• **Records from a collection**:
"""

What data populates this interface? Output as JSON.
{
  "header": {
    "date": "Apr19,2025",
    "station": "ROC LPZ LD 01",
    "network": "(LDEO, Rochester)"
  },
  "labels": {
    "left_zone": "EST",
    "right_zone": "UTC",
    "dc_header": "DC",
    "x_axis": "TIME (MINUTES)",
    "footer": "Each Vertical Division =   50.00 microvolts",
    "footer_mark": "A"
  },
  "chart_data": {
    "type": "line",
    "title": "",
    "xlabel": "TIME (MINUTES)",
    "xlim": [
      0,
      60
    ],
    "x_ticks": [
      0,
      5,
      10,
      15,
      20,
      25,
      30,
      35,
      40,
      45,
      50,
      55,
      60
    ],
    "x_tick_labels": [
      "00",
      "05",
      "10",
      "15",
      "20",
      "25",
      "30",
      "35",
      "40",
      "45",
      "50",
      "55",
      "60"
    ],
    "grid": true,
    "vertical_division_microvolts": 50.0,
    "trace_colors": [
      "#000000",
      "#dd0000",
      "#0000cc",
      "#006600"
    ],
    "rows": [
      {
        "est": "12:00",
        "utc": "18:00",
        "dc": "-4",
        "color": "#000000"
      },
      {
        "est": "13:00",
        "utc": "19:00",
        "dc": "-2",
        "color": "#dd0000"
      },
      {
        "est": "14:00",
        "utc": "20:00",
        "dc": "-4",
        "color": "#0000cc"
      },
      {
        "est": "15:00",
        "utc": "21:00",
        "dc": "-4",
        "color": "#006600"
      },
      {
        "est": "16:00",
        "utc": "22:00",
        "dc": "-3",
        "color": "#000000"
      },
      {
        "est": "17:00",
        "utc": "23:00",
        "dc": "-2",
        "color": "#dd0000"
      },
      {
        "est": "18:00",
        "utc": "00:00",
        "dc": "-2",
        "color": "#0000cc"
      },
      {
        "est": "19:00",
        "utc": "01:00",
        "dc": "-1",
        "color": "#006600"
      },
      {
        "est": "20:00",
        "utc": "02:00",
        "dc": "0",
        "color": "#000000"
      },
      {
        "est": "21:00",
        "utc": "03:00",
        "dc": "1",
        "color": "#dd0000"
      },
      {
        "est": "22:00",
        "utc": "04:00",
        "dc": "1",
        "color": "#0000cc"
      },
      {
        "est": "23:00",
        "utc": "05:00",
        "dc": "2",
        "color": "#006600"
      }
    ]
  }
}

"""

• **Instructions for the task**: Your task is to return the full listing exactly as it was given.

• **Expected answer**:
What data populates this interface? Output as JSON.
{
  "header": {
    "date": "Apr19,2025",
    "station": "ROC LPZ LD 01",
    "network": "(LDEO, Rochester)"
  },
  "labels": {
    "left_zone": "EST",
    "right_zone": "UTC",
    "dc_header": "DC",
    "x_axis": "TIME (MINUTES)",
    "footer": "Each Vertical Division =   50.00 microvolts",
    "footer_mark": "A"
  },
  "chart_data": {
    "type": "line",
    "title": "",
    "xlabel": "TIME (MINUTES)",
    "xlim": [
      0,
      60
    ],
    "x_ticks": [
      0,
      5,
      10,
      15,
      20,
      25,
      30,
      35,
      40,
      45,
      50,
      55,
      60
    ],
    "x_tick_labels": [
      "00",
      "05",
      "10",
      "15",
      "20",
      "25",
      "30",
      "35",
      "40",
      "45",
      "50",
      "55",
      "60"
    ],
    "grid": true,
    "vertical_division_microvolts": 50.0,
    "trace_colors": [
      "#000000",
      "#dd0000",
      "#0000cc",
      "#006600"
    ],
    "rows": [
      {
        "est": "12:00",
        "utc": "18:00",
        "dc": "-4",
        "color": "#000000"
      },
      {
        "est": "13:00",
        "utc": "19:00",
        "dc": "-2",
        "color": "#dd0000"
      },
      {
        "est": "14:00",
        "utc": "20:00",
        "dc": "-4",
        "color": "#0000cc"
      },
      {
        "est": "15:00",
        "utc": "21:00",
        "dc": "-4",
        "color": "#006600"
      },
      {
        "est": "16:00",
        "utc": "22:00",
        "dc": "-3",
        "color": "#000000"
      },
      {
        "est": "17:00",
        "utc": "23:00",
        "dc": "-2",
        "color": "#dd0000"
      },
      {
        "est": "18:00",
        "utc": "00:00",
        "dc": "-2",
        "color": "#0000cc"
      },
      {
        "est": "19:00",
        "utc": "01:00",
        "dc": "-1",
        "color": "#006600"
      },
      {
        "est": "20:00",
        "utc": "02:00",
        "dc": "0",
        "color": "#000000"
      },
      {
        "est": "21:00",
        "utc": "03:00",
        "dc": "1",
        "color": "#dd0000"
      },
      {
        "est": "22:00",
        "utc": "04:00",
        "dc": "1",
        "color": "#0000cc"
      },
      {
        "est": "23:00",
        "utc": "05:00",
        "dc": "2",
        "color": "#006600"
      }
    ]
  }
}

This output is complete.